| Data |

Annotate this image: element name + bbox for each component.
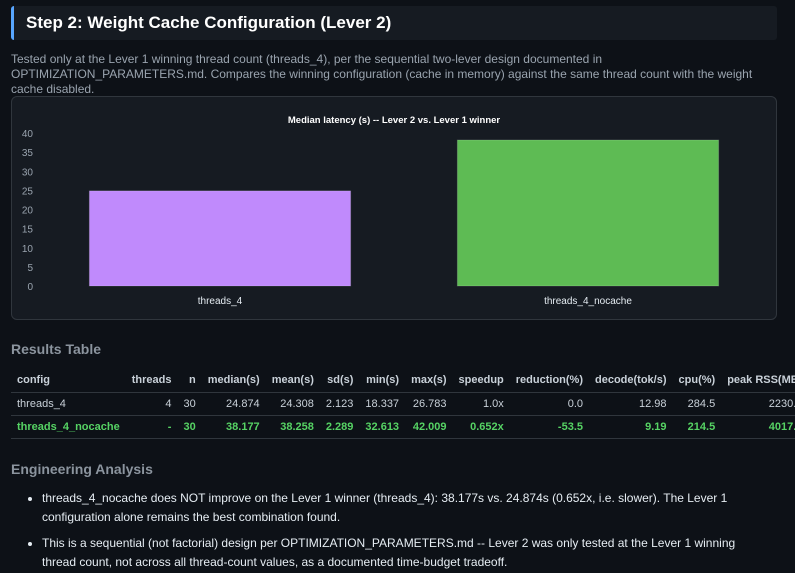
table-cell: 9.19 [589, 415, 673, 439]
column-header: min(s) [359, 369, 406, 393]
table-cell: 0.0 [509, 392, 589, 416]
x-axis: threads_4 threads_4_nocache [198, 296, 633, 307]
table-row: threads_4 4 30 24.874 24.308 2.123 18.337 26.78… [11, 392, 795, 416]
table-cell: 38.258 [265, 415, 320, 439]
y-axis: 0 5 10 15 20 25 30 35 40 [22, 129, 34, 293]
y-tick-label: 30 [22, 167, 34, 178]
column-header: median(s) [201, 369, 266, 393]
column-header: max(s) [405, 369, 453, 393]
y-tick-label: 40 [22, 129, 34, 140]
column-header: reduction(%) [509, 369, 589, 393]
table-cell: 0.652x [452, 415, 510, 439]
table-cell: 18.337 [359, 392, 406, 416]
table-cell: 284.5 [672, 392, 722, 416]
table-cell: 4017.4 [721, 415, 795, 439]
table-cell: 12.98 [589, 392, 673, 416]
analysis-item: This is a sequential (not factorial) des… [42, 534, 772, 572]
table-cell: 24.308 [265, 392, 320, 416]
y-tick-label: 15 [22, 225, 34, 236]
table-body: threads_4 4 30 24.874 24.308 2.123 18.337 26.78… [11, 392, 795, 439]
bars [88, 139, 720, 287]
step-header: Step 2: Weight Cache Configuration (Leve… [11, 6, 777, 40]
table-cell: -53.5 [509, 415, 589, 439]
table-cell: - [125, 415, 178, 439]
column-header: sd(s) [319, 369, 360, 393]
column-header: cpu(%) [672, 369, 722, 393]
y-tick-label: 0 [27, 282, 33, 293]
table-cell: 38.177 [201, 415, 266, 439]
table-cell: 1.0x [452, 392, 510, 416]
y-tick-label: 20 [22, 206, 34, 217]
table-cell: 2230.9 [721, 392, 795, 416]
x-tick-label: threads_4_nocache [544, 296, 632, 307]
table-cell: 30 [177, 415, 202, 439]
table-cell: 30 [177, 392, 202, 416]
table-cell: 42.009 [405, 415, 453, 439]
column-header: config [11, 369, 126, 393]
column-header: speedup [452, 369, 510, 393]
y-tick-label: 10 [22, 244, 34, 255]
column-header: n [177, 369, 202, 393]
table-cell: 214.5 [672, 415, 722, 439]
column-header: peak RSS(MB) [721, 369, 795, 393]
intro-text: Tested only at the Lever 1 winning threa… [11, 52, 753, 96]
column-header: decode(tok/s) [589, 369, 673, 393]
y-tick-label: 5 [27, 263, 33, 274]
table-cell: threads_4 [11, 392, 126, 416]
chart-card: Median latency (s) -- Lever 2 vs. Lever … [11, 96, 777, 320]
column-header: threads [125, 369, 178, 393]
table-cell: 2.123 [319, 392, 360, 416]
column-header: mean(s) [265, 369, 320, 393]
y-tick-label: 25 [22, 186, 34, 197]
page-title: Step 2: Weight Cache Configuration (Leve… [26, 13, 392, 32]
analysis-item: threads_4_nocache does NOT improve on th… [42, 489, 772, 527]
y-tick-label: 35 [22, 148, 34, 159]
analysis-list: threads_4_nocache does NOT improve on th… [42, 489, 772, 573]
table-cell: 24.874 [201, 392, 266, 416]
bar-threads_4_nocache [456, 139, 720, 287]
table-cell: 4 [125, 392, 178, 416]
bar-threads_4 [88, 190, 352, 287]
table-cell: 32.613 [359, 415, 406, 439]
table-cell: 2.289 [319, 415, 360, 439]
table-header-row: config threads n median(s) mean(s) sd(s) min(s… [11, 369, 795, 393]
results-section-title: Results Table [11, 341, 101, 357]
latency-bar-chart: Median latency (s) -- Lever 2 vs. Lever … [22, 115, 720, 307]
table-row: threads_4_nocache -30 38.177 38.258 2.289 32.… [11, 415, 795, 439]
chart-title: Median latency (s) -- Lever 2 vs. Lever … [288, 115, 501, 126]
table-cell: threads_4_nocache [11, 415, 126, 439]
results-table: config threads n median(s) mean(s) sd(s) min(s… [11, 369, 795, 439]
x-tick-label: threads_4 [198, 296, 243, 307]
analysis-section-title: Engineering Analysis [11, 461, 153, 477]
table-cell: 26.783 [405, 392, 453, 416]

| The problem |
Rewrite the rows above from the line containing "table-cell: 9.19 [589, 415, 673, 439]" through the line containing "y-axis: 0 5", replacing "column-header" with "header" and leaving everything else unchanged.

| Result for this exercise |
table-cell: 9.19 [589, 415, 673, 439]
header: min(s) [359, 369, 406, 393]
table-cell: 0.0 [509, 392, 589, 416]
x-axis: threads_4 threads_4_nocache [198, 296, 633, 307]
table-row: threads_4 4 30 24.874 24.308 2.123 18.337 26.78… [11, 392, 795, 416]
table-cell: 38.258 [265, 415, 320, 439]
y-axis: 0 5 10 15 20 25 30 35 40 [22, 129, 34, 293]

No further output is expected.